### A run of records
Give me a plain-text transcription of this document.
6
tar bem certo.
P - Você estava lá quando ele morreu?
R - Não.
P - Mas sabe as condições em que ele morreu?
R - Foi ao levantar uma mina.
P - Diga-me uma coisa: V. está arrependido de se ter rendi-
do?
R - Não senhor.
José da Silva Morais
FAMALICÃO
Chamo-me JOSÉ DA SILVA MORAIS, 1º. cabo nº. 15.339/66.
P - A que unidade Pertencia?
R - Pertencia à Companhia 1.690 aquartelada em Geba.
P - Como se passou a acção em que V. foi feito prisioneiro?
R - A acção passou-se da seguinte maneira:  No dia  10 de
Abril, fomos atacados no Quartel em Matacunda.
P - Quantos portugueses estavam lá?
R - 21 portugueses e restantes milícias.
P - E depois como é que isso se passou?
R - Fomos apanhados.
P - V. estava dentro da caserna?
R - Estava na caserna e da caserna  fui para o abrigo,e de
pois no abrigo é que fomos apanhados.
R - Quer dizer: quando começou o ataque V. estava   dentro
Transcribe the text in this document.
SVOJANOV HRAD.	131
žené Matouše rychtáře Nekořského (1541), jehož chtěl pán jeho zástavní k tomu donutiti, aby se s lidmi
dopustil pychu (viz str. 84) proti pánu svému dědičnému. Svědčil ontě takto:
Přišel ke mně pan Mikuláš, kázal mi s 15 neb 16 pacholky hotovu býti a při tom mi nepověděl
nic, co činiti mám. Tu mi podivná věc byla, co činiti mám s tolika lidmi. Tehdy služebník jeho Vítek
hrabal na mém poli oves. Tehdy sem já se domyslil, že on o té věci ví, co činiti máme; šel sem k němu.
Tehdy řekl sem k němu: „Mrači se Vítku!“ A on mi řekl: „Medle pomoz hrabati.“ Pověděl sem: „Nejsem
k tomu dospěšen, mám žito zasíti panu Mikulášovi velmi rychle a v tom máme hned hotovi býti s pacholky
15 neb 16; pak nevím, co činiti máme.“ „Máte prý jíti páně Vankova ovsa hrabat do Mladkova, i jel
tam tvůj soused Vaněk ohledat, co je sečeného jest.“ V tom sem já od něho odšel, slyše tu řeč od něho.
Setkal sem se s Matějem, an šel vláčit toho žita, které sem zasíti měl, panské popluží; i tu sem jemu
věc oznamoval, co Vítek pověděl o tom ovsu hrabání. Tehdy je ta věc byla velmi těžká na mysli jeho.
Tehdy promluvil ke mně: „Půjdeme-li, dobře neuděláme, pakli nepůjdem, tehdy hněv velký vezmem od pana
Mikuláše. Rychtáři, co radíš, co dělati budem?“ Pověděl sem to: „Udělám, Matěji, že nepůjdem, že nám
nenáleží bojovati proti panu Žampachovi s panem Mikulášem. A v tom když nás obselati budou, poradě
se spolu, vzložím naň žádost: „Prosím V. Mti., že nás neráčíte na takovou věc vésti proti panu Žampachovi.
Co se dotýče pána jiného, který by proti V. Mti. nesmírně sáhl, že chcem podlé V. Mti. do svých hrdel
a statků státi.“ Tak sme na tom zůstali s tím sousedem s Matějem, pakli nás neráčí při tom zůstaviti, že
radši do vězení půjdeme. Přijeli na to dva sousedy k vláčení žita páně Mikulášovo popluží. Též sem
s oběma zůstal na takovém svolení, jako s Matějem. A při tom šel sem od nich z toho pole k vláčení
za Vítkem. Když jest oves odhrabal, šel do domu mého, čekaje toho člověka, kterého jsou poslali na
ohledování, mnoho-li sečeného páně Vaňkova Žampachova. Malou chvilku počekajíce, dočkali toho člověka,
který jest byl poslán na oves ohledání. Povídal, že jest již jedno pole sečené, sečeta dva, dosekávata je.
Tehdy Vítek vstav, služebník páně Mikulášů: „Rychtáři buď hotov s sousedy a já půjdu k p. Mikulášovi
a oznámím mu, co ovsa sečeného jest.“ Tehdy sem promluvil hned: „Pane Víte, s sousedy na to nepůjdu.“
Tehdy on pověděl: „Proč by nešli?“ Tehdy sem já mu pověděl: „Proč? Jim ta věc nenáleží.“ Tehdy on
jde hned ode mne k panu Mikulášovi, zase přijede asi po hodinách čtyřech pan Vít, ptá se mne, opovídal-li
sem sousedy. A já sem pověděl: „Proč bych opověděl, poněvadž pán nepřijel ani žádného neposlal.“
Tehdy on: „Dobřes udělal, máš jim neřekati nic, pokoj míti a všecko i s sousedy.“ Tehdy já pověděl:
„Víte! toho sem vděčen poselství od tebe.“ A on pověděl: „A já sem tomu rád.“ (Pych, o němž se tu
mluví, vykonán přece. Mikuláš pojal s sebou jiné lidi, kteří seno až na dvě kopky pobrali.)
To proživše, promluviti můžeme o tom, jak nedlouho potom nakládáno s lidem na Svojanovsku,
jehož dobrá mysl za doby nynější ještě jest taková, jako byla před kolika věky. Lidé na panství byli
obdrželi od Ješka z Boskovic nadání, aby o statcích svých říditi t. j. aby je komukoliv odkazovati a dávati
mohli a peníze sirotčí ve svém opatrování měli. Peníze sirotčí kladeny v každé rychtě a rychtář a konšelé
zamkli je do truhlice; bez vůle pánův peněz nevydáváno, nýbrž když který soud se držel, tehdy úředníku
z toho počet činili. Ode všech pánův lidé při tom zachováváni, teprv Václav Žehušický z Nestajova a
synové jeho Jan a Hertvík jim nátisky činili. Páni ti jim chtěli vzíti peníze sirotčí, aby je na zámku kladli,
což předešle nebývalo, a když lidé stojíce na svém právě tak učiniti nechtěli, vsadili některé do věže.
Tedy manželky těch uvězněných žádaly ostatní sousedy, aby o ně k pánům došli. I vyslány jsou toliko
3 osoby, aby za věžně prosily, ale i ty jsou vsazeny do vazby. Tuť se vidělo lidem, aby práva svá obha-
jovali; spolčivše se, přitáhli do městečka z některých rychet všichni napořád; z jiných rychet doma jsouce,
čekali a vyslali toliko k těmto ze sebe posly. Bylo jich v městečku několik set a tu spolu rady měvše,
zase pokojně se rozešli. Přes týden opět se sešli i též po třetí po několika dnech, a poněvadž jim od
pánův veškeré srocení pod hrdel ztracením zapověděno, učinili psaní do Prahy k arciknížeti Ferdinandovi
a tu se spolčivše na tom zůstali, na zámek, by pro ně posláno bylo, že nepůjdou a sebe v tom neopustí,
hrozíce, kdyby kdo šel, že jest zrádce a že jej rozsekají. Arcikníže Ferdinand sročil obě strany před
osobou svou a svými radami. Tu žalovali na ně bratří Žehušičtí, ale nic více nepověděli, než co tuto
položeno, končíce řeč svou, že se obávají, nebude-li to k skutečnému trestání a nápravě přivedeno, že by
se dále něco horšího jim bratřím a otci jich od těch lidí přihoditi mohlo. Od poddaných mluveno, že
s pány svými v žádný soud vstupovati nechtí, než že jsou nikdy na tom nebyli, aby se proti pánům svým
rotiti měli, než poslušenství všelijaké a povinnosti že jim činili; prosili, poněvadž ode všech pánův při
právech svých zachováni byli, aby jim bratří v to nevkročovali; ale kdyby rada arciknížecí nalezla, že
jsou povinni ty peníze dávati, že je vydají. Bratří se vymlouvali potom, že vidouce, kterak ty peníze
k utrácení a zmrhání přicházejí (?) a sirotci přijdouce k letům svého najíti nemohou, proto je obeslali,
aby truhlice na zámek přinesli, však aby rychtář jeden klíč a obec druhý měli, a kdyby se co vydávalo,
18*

### Work to complete
All of the entries above need to be reproduced exactly.

### Answer to the exercise
Give me a plain-text transcription of this document.
6
tar bem certo.
P - Você estava lá quando ele morreu?
R - Não.
P - Mas sabe as condições em que ele morreu?
R - Foi ao levantar uma mina.
P - Diga-me uma coisa: V. está arrependido de se ter rendi-
do?
R - Não senhor.
José da Silva Morais
FAMALICÃO
Chamo-me JOSÉ DA SILVA MORAIS, 1º. cabo nº. 15.339/66.
P - A que unidade Pertencia?
R - Pertencia à Companhia 1.690 aquartelada em Geba.
P - Como se passou a acção em que V. foi feito prisioneiro?
R - A acção passou-se da seguinte maneira:  No dia  10 de
Abril, fomos atacados no Quartel em Matacunda.
P - Quantos portugueses estavam lá?
R - 21 portugueses e restantes milícias.
P - E depois como é que isso se passou?
R - Fomos apanhados.
P - V. estava dentro da caserna?
R - Estava na caserna e da caserna  fui para o abrigo,e de
pois no abrigo é que fomos apanhados.
R - Quer dizer: quando começou o ataque V. estava   dentro
Transcribe the text in this document.
SVOJANOV HRAD.	131
žené Matouše rychtáře Nekořského (1541), jehož chtěl pán jeho zástavní k tomu donutiti, aby se s lidmi
dopustil pychu (viz str. 84) proti pánu svému dědičnému. Svědčil ontě takto:
Přišel ke mně pan Mikuláš, kázal mi s 15 neb 16 pacholky hotovu býti a při tom mi nepověděl
nic, co činiti mám. Tu mi podivná věc byla, co činiti mám s tolika lidmi. Tehdy služebník jeho Vítek
hrabal na mém poli oves. Tehdy sem já se domyslil, že on o té věci ví, co činiti máme; šel sem k němu.
Tehdy řekl sem k němu: „Mrači se Vítku!“ A on mi řekl: „Medle pomoz hrabati.“ Pověděl sem: „Nejsem
k tomu dospěšen, mám žito zasíti panu Mikulášovi velmi rychle a v tom máme hned hotovi býti s pacholky
15 neb 16; pak nevím, co činiti máme.“ „Máte prý jíti páně Vankova ovsa hrabat do Mladkova, i jel
tam tvůj soused Vaněk ohledat, co je sečeného jest.“ V tom sem já od něho odšel, slyše tu řeč od něho.
Setkal sem se s Matějem, an šel vláčit toho žita, které sem zasíti měl, panské popluží; i tu sem jemu
věc oznamoval, co Vítek pověděl o tom ovsu hrabání. Tehdy je ta věc byla velmi těžká na mysli jeho.
Tehdy promluvil ke mně: „Půjdeme-li, dobře neuděláme, pakli nepůjdem, tehdy hněv velký vezmem od pana
Mikuláše. Rychtáři, co radíš, co dělati budem?“ Pověděl sem to: „Udělám, Matěji, že nepůjdem, že nám
nenáleží bojovati proti panu Žampachovi s panem Mikulášem. A v tom když nás obselati budou, poradě
se spolu, vzložím naň žádost: „Prosím V. Mti., že nás neráčíte na takovou věc vésti proti panu Žampachovi.
Co se dotýče pána jiného, který by proti V. Mti. nesmírně sáhl, že chcem podlé V. Mti. do svých hrdel
a statků státi.“ Tak sme na tom zůstali s tím sousedem s Matějem, pakli nás neráčí při tom zůstaviti, že
radši do vězení půjdeme. Přijeli na to dva sousedy k vláčení žita páně Mikulášovo popluží. Též sem
s oběma zůstal na takovém svolení, jako s Matějem. A při tom šel sem od nich z toho pole k vláčení
za Vítkem. Když jest oves odhrabal, šel do domu mého, čekaje toho člověka, kterého jsou poslali na
ohledování, mnoho-li sečeného páně Vaňkova Žampachova. Malou chvilku počekajíce, dočkali toho člověka,
který jest byl poslán na oves ohledání. Povídal, že jest již jedno pole sečené, sečeta dva, dosekávata je.
Tehdy Vítek vstav, služebník páně Mikulášů: „Rychtáři buď hotov s sousedy a já půjdu k p. Mikulášovi
a oznámím mu, co ovsa sečeného jest.“ Tehdy sem promluvil hned: „Pane Víte, s sousedy na to nepůjdu.“
Tehdy on pověděl: „Proč by nešli?“ Tehdy sem já mu pověděl: „Proč? Jim ta věc nenáleží.“ Tehdy on
jde hned ode mne k panu Mikulášovi, zase přijede asi po hodinách čtyřech pan Vít, ptá se mne, opovídal-li
sem sousedy. A já sem pověděl: „Proč bych opověděl, poněvadž pán nepřijel ani žádného neposlal.“
Tehdy on: „Dobřes udělal, máš jim neřekati nic, pokoj míti a všecko i s sousedy.“ Tehdy já pověděl:
„Víte! toho sem vděčen poselství od tebe.“ A on pověděl: „A já sem tomu rád.“ (Pych, o němž se tu
mluví, vykonán přece. Mikuláš pojal s sebou jiné lidi, kteří seno až na dvě kopky pobrali.)
To proživše, promluviti můžeme o tom, jak nedlouho potom nakládáno s lidem na Svojanovsku,
jehož dobrá mysl za doby nynější ještě jest taková, jako byla před kolika věky. Lidé na panství byli
obdrželi od Ješka z Boskovic nadání, aby o statcích svých říditi t. j. aby je komukoliv odkazovati a dávati
mohli a peníze sirotčí ve svém opatrování měli. Peníze sirotčí kladeny v každé rychtě a rychtář a konšelé
zamkli je do truhlice; bez vůle pánův peněz nevydáváno, nýbrž když který soud se držel, tehdy úředníku
z toho počet činili. Ode všech pánův lidé při tom zachováváni, teprv Václav Žehušický z Nestajova a
synové jeho Jan a Hertvík jim nátisky činili. Páni ti jim chtěli vzíti peníze sirotčí, aby je na zámku kladli,
což předešle nebývalo, a když lidé stojíce na svém právě tak učiniti nechtěli, vsadili některé do věže.
Tedy manželky těch uvězněných žádaly ostatní sousedy, aby o ně k pánům došli. I vyslány jsou toliko
3 osoby, aby za věžně prosily, ale i ty jsou vsazeny do vazby. Tuť se vidělo lidem, aby práva svá obha-
jovali; spolčivše se, přitáhli do městečka z některých rychet všichni napořád; z jiných rychet doma jsouce,
čekali a vyslali toliko k těmto ze sebe posly. Bylo jich v městečku několik set a tu spolu rady měvše,
zase pokojně se rozešli. Přes týden opět se sešli i též po třetí po několika dnech, a poněvadž jim od
pánův veškeré srocení pod hrdel ztracením zapověděno, učinili psaní do Prahy k arciknížeti Ferdinandovi
a tu se spolčivše na tom zůstali, na zámek, by pro ně posláno bylo, že nepůjdou a sebe v tom neopustí,
hrozíce, kdyby kdo šel, že jest zrádce a že jej rozsekají. Arcikníže Ferdinand sročil obě strany před
osobou svou a svými radami. Tu žalovali na ně bratří Žehušičtí, ale nic více nepověděli, než co tuto
položeno, končíce řeč svou, že se obávají, nebude-li to k skutečnému trestání a nápravě přivedeno, že by
se dále něco horšího jim bratřím a otci jich od těch lidí přihoditi mohlo. Od poddaných mluveno, že
s pány svými v žádný soud vstupovati nechtí, než že jsou nikdy na tom nebyli, aby se proti pánům svým
rotiti měli, než poslušenství všelijaké a povinnosti že jim činili; prosili, poněvadž ode všech pánův při
právech svých zachováni byli, aby jim bratří v to nevkročovali; ale kdyby rada arciknížecí nalezla, že
jsou povinni ty peníze dávati, že je vydají. Bratří se vymlouvali potom, že vidouce, kterak ty peníze
k utrácení a zmrhání přicházejí (?) a sirotci přijdouce k letům svého najíti nemohou, proto je obeslali,
aby truhlice na zámek přinesli, však aby rychtář jeden klíč a obec druhý měli, a kdyby se co vydávalo,
18*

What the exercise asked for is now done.